(Dataset items)
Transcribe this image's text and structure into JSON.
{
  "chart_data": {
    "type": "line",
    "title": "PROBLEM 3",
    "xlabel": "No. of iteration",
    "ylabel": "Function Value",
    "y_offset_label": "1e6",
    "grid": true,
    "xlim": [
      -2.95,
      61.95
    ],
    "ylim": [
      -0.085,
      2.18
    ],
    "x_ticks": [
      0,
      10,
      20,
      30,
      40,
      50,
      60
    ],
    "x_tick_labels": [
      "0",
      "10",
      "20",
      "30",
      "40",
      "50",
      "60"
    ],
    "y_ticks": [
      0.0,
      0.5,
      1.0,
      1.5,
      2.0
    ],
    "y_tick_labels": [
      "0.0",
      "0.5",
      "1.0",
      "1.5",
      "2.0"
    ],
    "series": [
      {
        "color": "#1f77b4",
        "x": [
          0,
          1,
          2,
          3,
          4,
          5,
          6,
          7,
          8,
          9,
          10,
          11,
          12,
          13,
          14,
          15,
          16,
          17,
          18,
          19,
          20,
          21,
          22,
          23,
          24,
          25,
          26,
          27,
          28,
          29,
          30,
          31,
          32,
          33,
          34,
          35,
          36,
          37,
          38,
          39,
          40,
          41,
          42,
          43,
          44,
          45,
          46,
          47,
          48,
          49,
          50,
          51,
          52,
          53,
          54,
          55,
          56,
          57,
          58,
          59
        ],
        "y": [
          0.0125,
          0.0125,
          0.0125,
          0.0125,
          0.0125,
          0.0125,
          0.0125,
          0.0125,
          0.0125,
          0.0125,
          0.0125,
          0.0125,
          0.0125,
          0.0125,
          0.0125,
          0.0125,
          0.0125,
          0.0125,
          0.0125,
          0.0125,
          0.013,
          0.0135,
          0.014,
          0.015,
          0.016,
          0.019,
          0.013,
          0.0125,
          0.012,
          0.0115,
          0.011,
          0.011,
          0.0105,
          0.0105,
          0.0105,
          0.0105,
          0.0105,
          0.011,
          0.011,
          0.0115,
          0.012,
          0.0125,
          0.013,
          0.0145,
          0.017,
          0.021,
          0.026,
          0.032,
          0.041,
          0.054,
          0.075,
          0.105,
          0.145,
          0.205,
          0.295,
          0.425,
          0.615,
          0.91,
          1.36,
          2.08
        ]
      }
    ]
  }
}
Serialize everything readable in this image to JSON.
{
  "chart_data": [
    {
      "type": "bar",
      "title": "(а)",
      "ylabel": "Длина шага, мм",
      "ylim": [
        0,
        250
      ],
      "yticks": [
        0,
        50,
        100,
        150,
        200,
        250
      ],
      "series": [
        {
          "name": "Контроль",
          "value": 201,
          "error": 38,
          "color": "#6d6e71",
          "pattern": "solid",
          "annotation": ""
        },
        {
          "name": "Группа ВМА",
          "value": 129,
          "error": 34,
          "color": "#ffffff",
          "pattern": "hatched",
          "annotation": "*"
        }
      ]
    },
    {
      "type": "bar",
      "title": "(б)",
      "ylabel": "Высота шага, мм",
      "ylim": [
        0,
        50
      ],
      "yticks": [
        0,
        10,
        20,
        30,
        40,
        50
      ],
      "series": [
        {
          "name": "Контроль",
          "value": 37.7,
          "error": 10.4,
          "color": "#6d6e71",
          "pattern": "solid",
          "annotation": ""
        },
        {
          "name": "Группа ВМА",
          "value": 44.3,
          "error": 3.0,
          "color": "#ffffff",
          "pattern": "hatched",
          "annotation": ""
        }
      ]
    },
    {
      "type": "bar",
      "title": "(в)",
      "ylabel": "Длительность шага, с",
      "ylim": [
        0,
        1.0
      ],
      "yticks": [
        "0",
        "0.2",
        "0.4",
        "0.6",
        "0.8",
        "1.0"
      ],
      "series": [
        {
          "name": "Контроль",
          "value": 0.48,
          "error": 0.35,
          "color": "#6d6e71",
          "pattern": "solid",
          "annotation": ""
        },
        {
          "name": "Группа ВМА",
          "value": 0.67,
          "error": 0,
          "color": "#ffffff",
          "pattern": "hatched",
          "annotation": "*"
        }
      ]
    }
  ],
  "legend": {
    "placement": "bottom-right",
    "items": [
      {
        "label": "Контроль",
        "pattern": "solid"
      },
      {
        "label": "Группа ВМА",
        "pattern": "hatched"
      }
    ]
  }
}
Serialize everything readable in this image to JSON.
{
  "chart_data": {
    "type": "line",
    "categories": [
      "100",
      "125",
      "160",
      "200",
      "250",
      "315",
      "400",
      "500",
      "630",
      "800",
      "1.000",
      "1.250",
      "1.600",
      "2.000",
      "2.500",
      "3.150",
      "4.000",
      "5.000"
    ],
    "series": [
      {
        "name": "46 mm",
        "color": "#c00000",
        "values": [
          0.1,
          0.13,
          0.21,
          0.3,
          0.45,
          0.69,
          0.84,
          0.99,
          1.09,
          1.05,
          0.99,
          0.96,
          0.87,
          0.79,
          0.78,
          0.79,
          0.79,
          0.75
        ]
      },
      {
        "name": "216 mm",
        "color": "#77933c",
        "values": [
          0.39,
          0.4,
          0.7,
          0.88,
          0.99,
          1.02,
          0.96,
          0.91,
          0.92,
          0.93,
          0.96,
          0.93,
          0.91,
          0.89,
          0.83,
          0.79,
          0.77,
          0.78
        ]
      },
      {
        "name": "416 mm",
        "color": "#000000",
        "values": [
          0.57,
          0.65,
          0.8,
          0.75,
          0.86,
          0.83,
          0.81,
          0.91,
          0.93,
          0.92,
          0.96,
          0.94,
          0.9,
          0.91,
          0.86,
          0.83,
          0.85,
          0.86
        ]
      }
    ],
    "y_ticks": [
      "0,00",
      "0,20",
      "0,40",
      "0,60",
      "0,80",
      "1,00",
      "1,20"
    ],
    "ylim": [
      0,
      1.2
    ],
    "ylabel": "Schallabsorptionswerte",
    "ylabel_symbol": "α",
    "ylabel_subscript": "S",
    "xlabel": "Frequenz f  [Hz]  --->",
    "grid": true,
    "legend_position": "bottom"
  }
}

:: Challenge ::
From the data, list each line in which the string "bottom" appears.

:: Full response ::
    "placement": "bottom-right",
    "legend_position": "bottom"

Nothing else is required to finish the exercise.